## Estratto fornito
----

XV. Dear migrants, noi avremmo un Patto
È arrivato il nuovo piano per immigrazione e asilo della Commissione Ue. Ma come impatterà sulla rotta balcanica? Scopriamolo e ascoltiamo il racconto di Chiara Catelli, volontaria proprio lì nel 2017
Ciao,
bentornata o bentornato anche oggi a BarBalcani, la newsletter che dà voce alle storie dai Balcani occidentali alla vigilia dei 30 anni dall’inizio delle guerre nell’ex-Jugoslavia.
Prima di partire volevo dirti una cosa.
Guardati attorno.
Anche se ti sembra di essere da solo, siamo ormai in 300 in questo viaggio!
Stavolta il tasto per condividere BarBalcani te lo lascio qui, proprio all’inizio:
Dai, che se ciascuno di noi invita anche una sola persona, presto diventiamo tanti quanti i cavalieri di Rohan ne Il Signore degli Anelli!
Va bene, dopo questa digressione discutibile, torniamo seri.
Oggi parleremo della nuova proposta della Commissione Europea: il Patto per l’immigrazione e asilo.
O meglio, cercheremo di capire come potrebbe influire sul flusso di migranti che percorre i Balcani.
Se hai buona memoria, ti ricorderai che all’inizio di questo viaggio ci siamo già raccontati qualcosa sulla rotta balcanica. Era la 3ª tappa. Se vuoi, puoi recuperarla qui: “In Croazia l'Europa ha un problema con #BlackLivesMatter”.
Avevamo tracciato la storia degli ultimi 5 anni e le violenze della polizia croata al confine con Serbia e Bosnia ed Erzegovina.
Oggi facciamo un passo in più.
Con gli ultimi sviluppi, le prospettive future e nuove storie dal fronte.
Un Patto o forse mai più
Partiamo dalle basi. Con l’aiuto di menti e mani esperte, riassumeremo ora i punti salienti del nuovo Patto.
Se però volessi farti un’idea tua, cosa sempre buona e giusta, qui trovi tutti i documenti per passare un bel paio di pomeriggi in compagnia della Commissione.
Ti risparmio tutte le polemiche, che come puoi immaginare sono tante e desolanti (nel caso non potessi farne a meno, te le ho riassunte in un articolo per Eunews.it).
Ma ora concentriamoci e capiamo meglio di cosa stiamo parlando.
Il Patto per l’immigrazione e asilo è stato presentato dalla Commissione Ue il 23 settembre 2020. La proposta di una riforma del sistema era in discussione dal 2016, ma è sempre stata affossata dalle controversie tra Paesi membri.

----

## Blocco di dati
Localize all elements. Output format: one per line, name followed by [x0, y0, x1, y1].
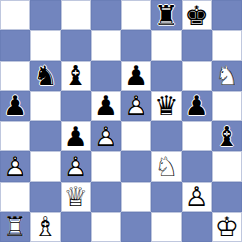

----

## Obiettivo 1
Secondo la newsletter BarBalcani, in quale data la Commissione Ue ha presentato il Patto per l'immigrazione e asilo?
## Obiettivo 2
Prosegui la newsletter BarBalcani a partire dall'ultima frase riportata.

## Risultato dell'esercizio 1
Il 23 settembre 2020.

## Risultato dell'esercizio 2
La Commissione von der Leyen ha deciso di superare queste discussioni con un “nuovo inizio”. Il Documento programmatico ha messo sul tavolo alcune proposte legislative (da discutere in Parlamento e Consiglio):
Il “nuovo Dublino”. Ogni Paese membro dovrà contribuire alla gestione dei richiedenti asilo, facendosi carico di una quota di essi o sostenendone i rimpatri (finanziariamente e politicamente).
Sistema di screening alla frontiera. Identificazione di chiunque si presenti ai confini dell’Ue in modo irregolare (generalità, pericolo per sicurezza, vulnerabilità).
Nuovo regolamento sulle procedure di asilo. In casi determinati, obbligo di accelerare l’esame delle domande alla frontiera e i rimpatri.
Situazioni di crisi e forza maggiore. Schema di responsabilità e solidarietà che gli Stati devono adottare in circostanze eccezionali.
Cambierà?
Gran bella domanda.
Lo so, è quello che ci chiediamo dall’inizio della tappa. Capisco che ora ti aspetti una risposta.
Cambierà qualcosa sulla rotta balcanica? Sì o no?
Con uno screening alla frontiera sistematico e nuove procedure di frontiera, sì, cambierebbe. I migranti sarebbero trattenuti da 5 giorni a 3 mesi per essere schedati.
E poi si renderebbe più difficile l’accesso al territorio, attraverso procedure più restrittive alla frontiera e rimpatri facilitati. Le parole d’ordine di tutto il Patto.
Note positive: entrerebbe in funzione un meccanismo statale di monitoraggio dei diritti umani e si estenderebbe il concetto di ricongiungimento familiare a fratelli, sorelle e famiglie nate in viaggio. Se te lo stavi chiedendo, no, adesso non c’è.
Sempre che le proposte vadano in porto. Altrimenti non cambierà nulla.
Se vogliamo ribaltare la prospettiva, partiamo dal presupposto che così non si può andare avanti.
Dalla Grecia all’Italia, la strada che si snoda lungo i Balcani ha ben poco di civile.
Il punto di partenza di quest’appendice europea nel viaggio dei migranti è quasi sempre il campo profughi di Moria, sull’isola di Lesbo (Grecia).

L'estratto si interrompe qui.